(Selected text)
=== Section Start ===

The Ediacaran fossils are particularly
interesting because they represent the next step after the small,
single-celled organisms that lived alone on Earth for several thousand
million years. Ediacaran life forms are the earliest large and complex,
multi-cellular organisms that have been discovered. To study Ediacaran
fossils is to be amongst the earliest creatures known. The Age is named
after Ediacara, a place in the South Australian outback, where many of
the fossils were discovered in the late 1940s.
But the first fossils
from this Age were already found in 1908 on a farm in southern Namibia.

=== Section End ===

(Work instruction 1)
List every place name that appears in the passage on Ediacaran fossils.
(Work instruction 2)
Set down the passage on Ediacaran fossils word for word, between "The Ediacaran fossils" and "in southern Namibia.", inclusive.

(Given data)
=== Section Start ===

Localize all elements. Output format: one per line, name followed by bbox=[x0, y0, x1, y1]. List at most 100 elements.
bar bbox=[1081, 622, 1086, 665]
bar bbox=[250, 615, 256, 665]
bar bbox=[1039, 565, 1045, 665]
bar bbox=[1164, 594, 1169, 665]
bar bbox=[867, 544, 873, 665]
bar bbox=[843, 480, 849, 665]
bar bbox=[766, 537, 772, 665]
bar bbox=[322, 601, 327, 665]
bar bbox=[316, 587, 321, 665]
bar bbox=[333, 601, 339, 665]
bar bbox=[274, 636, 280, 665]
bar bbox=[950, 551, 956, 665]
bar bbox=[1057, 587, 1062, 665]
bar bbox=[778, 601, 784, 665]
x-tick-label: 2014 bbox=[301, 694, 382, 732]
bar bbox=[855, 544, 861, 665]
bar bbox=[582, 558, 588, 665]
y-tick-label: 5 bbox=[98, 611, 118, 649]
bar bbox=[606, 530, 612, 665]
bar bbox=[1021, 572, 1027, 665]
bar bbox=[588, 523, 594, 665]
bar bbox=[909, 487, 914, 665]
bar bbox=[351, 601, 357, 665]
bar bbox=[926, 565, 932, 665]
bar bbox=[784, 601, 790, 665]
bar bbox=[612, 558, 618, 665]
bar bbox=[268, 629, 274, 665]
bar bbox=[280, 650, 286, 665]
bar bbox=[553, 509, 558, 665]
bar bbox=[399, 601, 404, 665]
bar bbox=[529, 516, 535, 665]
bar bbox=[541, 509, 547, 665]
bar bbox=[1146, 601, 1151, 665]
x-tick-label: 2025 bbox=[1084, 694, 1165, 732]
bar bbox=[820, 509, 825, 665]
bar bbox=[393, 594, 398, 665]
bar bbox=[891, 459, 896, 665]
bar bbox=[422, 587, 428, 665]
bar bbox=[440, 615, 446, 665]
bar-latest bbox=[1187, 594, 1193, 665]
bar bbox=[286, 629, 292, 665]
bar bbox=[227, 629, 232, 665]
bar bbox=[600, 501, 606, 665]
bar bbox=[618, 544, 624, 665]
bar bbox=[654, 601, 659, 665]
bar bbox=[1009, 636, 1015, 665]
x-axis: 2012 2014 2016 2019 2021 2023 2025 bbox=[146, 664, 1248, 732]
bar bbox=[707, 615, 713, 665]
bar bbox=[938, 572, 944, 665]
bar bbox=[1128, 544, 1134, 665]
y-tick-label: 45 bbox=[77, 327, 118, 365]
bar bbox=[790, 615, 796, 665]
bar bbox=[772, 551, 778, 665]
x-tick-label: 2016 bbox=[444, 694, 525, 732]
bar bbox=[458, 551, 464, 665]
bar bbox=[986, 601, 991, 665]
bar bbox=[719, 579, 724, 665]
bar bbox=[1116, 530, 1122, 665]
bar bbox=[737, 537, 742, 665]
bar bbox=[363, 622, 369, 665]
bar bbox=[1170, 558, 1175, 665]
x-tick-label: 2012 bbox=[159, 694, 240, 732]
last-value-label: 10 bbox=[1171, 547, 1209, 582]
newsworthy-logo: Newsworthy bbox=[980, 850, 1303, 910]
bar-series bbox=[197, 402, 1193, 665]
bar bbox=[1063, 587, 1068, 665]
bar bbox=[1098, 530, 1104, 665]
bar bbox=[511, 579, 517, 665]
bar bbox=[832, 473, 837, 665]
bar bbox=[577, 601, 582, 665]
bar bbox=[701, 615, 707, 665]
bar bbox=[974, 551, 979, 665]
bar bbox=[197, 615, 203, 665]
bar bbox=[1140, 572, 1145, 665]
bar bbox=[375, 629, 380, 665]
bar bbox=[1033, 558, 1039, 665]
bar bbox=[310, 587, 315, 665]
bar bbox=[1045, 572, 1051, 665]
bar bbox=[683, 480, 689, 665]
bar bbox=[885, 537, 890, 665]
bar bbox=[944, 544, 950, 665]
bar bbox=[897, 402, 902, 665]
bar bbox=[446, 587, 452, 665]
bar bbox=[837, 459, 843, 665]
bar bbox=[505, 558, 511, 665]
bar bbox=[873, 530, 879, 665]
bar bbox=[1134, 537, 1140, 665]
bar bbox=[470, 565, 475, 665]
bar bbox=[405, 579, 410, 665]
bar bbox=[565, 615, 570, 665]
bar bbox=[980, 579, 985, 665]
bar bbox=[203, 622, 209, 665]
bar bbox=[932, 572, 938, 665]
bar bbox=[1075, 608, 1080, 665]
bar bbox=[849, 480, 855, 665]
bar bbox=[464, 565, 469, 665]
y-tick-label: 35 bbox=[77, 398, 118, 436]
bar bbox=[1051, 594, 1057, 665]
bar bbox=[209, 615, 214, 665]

=== Section End ===

(Your response 1)
Earth
Ediacara
South Australian (outback)
Namibia

(Your response 2)
The Ediacaran fossils are particularly
interesting because they represent the next step after the small,
single-celled organisms that lived alone on Earth for several thousand
million years. Ediacaran life forms are the earliest large and complex,
multi-cellular organisms that have been discovered. To study Ediacaran
fossils is to be amongst the earliest creatures known. The Age is named
after Ediacara, a place in the South Australian outback, where many of
the fossils were discovered in the late 1940s.
But the first fossils
from this Age were already found in 1908 on a farm in southern Namibia.